▶ _What this task involves_: Report each line of the data that includes the word "بەرزترین".

▶ _Exercise inputs_:
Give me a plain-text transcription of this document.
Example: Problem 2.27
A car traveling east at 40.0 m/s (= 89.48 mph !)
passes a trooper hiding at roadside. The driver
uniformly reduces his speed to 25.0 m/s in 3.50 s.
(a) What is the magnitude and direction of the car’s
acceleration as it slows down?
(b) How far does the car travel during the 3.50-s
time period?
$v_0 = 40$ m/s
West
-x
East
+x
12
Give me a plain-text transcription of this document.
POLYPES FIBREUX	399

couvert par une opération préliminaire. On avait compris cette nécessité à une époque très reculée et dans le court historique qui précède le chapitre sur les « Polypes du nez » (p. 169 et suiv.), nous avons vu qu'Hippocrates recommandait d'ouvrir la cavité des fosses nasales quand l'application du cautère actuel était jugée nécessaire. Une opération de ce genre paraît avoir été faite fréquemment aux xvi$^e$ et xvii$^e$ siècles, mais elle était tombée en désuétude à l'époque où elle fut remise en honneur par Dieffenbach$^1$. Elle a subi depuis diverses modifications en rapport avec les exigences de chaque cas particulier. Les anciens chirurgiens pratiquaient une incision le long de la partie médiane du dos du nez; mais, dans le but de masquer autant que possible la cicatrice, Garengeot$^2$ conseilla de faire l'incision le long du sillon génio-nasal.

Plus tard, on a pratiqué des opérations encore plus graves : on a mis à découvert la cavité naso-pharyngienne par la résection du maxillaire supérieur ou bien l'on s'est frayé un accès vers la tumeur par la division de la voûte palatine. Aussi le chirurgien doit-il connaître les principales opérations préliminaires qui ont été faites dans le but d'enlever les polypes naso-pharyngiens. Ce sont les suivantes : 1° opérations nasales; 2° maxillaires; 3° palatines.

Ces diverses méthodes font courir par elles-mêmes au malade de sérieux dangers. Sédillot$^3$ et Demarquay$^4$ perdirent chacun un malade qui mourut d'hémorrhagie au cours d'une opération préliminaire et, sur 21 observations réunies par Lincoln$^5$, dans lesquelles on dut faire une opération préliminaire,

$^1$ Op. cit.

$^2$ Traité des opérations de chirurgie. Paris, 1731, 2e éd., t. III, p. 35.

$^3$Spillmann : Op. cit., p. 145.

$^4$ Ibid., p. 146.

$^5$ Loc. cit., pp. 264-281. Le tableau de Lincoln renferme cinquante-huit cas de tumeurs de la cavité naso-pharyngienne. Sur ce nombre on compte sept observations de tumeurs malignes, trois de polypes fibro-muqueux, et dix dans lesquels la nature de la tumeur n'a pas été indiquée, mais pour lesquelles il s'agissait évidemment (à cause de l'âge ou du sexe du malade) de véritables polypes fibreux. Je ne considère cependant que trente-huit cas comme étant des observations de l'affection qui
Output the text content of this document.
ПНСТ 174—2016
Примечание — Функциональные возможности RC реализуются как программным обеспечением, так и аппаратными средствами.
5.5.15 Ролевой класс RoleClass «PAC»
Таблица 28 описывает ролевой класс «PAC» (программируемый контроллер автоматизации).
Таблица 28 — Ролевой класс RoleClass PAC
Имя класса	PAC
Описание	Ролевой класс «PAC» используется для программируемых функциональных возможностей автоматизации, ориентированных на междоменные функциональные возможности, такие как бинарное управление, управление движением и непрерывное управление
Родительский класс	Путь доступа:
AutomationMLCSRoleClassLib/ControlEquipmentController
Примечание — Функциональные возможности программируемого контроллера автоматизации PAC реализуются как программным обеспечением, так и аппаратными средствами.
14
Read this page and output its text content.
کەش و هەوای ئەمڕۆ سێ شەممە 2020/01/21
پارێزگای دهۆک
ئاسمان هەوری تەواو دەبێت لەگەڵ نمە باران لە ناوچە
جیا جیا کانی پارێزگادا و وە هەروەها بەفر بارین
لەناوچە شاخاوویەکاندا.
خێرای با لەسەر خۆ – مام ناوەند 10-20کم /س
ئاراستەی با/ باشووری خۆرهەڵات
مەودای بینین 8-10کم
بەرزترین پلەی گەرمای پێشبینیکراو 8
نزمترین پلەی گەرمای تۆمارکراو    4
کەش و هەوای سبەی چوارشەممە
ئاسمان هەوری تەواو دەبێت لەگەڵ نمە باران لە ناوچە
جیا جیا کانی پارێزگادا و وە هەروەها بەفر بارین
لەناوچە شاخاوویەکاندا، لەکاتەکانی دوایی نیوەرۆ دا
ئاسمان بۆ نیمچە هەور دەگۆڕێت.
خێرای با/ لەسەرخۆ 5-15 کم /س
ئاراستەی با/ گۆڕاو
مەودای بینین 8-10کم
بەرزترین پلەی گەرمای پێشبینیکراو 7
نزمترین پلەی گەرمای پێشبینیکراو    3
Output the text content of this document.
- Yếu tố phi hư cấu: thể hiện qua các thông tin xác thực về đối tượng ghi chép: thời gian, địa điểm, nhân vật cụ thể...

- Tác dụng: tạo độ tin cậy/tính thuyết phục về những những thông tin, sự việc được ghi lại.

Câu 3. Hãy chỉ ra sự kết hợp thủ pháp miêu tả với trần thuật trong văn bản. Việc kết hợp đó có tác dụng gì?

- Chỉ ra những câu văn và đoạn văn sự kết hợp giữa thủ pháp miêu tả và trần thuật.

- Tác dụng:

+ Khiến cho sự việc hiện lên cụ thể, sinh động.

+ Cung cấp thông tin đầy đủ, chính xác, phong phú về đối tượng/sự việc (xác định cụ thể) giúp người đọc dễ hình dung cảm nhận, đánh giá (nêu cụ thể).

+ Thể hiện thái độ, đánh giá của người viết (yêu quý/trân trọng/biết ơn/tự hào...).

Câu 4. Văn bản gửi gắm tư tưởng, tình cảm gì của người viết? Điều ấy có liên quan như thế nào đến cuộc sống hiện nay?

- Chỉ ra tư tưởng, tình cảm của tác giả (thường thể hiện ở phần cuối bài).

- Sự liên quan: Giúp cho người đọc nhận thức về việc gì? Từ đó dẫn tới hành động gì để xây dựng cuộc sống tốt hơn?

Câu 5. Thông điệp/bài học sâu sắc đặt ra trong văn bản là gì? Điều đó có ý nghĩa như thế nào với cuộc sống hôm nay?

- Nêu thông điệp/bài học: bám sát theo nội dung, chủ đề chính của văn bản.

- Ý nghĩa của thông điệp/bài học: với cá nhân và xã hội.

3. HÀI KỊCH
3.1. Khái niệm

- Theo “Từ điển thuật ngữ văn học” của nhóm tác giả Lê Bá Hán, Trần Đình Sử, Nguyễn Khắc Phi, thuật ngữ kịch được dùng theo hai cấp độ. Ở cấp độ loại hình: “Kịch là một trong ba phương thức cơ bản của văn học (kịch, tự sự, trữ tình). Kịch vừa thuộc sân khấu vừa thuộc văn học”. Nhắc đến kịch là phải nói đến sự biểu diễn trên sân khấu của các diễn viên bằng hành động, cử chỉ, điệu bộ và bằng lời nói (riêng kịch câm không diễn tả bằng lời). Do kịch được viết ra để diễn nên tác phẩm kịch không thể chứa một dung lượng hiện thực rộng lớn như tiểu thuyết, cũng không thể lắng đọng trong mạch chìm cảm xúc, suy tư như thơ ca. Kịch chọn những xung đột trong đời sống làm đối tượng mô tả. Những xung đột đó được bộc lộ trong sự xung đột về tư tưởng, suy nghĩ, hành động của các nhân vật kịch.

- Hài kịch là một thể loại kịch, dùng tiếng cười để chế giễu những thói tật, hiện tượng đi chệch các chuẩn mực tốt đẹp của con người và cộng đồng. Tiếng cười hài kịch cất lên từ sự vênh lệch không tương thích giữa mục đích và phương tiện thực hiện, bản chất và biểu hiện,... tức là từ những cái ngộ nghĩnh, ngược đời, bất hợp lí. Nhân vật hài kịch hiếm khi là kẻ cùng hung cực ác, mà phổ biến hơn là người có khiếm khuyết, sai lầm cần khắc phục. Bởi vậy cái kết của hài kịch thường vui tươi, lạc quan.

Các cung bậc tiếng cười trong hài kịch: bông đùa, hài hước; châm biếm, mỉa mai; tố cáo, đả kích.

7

▶ _Finished answer_:
بەرزترین پلەی گەرمای پێشبینیکراو 8
بەرزترین پلەی گەرمای پێشبینیکراو 7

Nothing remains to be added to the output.